WHAT YOU SHOULD DO —
Take the material and output all of it exactly.

(Dataset entries on figures)
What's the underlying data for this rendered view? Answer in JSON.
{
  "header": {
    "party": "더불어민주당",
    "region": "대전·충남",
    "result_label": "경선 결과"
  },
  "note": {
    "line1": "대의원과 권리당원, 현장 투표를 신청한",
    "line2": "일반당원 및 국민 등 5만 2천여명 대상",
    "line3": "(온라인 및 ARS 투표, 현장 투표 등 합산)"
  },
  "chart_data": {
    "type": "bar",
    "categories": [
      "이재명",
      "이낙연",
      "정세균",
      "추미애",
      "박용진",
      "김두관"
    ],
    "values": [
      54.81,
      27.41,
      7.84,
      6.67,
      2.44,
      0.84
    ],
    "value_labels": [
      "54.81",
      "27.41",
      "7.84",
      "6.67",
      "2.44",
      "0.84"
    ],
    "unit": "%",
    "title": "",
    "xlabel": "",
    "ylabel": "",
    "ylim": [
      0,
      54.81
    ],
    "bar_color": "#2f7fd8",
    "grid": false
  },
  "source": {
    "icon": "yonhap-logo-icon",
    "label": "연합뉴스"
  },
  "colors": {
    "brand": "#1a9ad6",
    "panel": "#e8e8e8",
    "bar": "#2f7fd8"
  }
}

FULL OUTPUT —
What's the underlying data for this rendered view? Answer in JSON.
{
  "header": {
    "party": "더불어민주당",
    "region": "대전·충남",
    "result_label": "경선 결과"
  },
  "note": {
    "line1": "대의원과 권리당원, 현장 투표를 신청한",
    "line2": "일반당원 및 국민 등 5만 2천여명 대상",
    "line3": "(온라인 및 ARS 투표, 현장 투표 등 합산)"
  },
  "chart_data": {
    "type": "bar",
    "categories": [
      "이재명",
      "이낙연",
      "정세균",
      "추미애",
      "박용진",
      "김두관"
    ],
    "values": [
      54.81,
      27.41,
      7.84,
      6.67,
      2.44,
      0.84
    ],
    "value_labels": [
      "54.81",
      "27.41",
      "7.84",
      "6.67",
      "2.44",
      "0.84"
    ],
    "unit": "%",
    "title": "",
    "xlabel": "",
    "ylabel": "",
    "ylim": [
      0,
      54.81
    ],
    "bar_color": "#2f7fd8",
    "grid": false
  },
  "source": {
    "icon": "yonhap-logo-icon",
    "label": "연합뉴스"
  },
  "colors": {
    "brand": "#1a9ad6",
    "panel": "#e8e8e8",
    "bar": "#2f7fd8"
  }
}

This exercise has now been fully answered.